* DATA LISTING
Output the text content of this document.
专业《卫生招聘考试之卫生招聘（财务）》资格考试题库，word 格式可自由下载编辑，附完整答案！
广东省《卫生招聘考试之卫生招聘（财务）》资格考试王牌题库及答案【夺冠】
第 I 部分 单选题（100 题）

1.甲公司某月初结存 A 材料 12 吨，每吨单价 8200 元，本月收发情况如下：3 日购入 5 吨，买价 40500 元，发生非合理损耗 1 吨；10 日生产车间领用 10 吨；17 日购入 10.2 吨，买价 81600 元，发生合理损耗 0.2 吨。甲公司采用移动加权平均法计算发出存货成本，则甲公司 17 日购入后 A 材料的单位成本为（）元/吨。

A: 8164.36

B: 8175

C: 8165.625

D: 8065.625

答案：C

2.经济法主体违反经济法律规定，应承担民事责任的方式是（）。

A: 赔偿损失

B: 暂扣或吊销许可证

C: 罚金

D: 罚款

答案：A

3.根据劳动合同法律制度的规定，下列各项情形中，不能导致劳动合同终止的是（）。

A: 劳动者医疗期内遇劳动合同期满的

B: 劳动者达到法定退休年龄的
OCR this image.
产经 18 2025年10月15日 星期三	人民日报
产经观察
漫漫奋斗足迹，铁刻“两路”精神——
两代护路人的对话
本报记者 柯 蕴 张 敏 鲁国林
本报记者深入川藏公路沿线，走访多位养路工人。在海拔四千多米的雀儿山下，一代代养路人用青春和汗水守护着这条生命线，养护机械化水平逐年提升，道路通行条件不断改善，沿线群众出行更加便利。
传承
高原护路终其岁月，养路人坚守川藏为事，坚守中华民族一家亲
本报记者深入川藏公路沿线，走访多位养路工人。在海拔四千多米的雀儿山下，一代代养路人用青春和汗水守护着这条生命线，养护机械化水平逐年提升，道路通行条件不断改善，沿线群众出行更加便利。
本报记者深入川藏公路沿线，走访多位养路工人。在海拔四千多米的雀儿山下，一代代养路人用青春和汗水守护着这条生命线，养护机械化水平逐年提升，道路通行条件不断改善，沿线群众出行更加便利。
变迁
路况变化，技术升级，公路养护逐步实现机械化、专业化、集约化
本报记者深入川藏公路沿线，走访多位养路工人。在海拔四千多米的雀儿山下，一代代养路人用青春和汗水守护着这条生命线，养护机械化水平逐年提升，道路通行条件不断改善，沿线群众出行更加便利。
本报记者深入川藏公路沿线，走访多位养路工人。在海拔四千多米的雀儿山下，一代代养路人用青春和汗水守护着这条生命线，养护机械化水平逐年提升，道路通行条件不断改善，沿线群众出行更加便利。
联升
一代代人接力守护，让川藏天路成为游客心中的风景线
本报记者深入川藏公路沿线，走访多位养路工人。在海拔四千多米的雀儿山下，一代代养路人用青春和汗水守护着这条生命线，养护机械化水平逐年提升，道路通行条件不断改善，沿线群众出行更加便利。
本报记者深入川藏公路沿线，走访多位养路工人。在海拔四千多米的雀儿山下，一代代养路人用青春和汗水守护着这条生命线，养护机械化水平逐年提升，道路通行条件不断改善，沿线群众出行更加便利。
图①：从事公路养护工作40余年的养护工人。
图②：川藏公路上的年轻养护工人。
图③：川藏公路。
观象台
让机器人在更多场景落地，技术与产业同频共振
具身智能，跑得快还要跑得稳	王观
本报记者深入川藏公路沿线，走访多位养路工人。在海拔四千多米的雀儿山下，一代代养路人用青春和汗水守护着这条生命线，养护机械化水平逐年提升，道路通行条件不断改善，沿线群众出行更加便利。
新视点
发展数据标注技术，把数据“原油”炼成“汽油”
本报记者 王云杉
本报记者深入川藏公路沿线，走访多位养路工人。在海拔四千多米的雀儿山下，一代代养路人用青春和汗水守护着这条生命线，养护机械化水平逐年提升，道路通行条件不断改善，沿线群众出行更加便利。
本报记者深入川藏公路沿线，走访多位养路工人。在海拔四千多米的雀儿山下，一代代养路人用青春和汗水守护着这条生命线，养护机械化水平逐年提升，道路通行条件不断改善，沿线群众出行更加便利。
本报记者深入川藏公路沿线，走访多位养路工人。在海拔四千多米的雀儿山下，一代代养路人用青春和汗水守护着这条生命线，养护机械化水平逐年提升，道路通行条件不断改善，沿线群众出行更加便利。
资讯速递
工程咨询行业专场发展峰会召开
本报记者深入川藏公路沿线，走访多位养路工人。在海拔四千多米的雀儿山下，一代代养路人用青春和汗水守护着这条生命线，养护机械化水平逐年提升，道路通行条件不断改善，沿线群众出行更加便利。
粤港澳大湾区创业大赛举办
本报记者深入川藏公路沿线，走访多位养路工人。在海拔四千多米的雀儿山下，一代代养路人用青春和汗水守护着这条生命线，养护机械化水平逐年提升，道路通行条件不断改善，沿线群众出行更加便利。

* WHAT THE TASK REQUIRES
Only lines that contain the word "this" are wanted; copy each of them.

* THE OUTPUT
Output the text content of this document.
OCR this image.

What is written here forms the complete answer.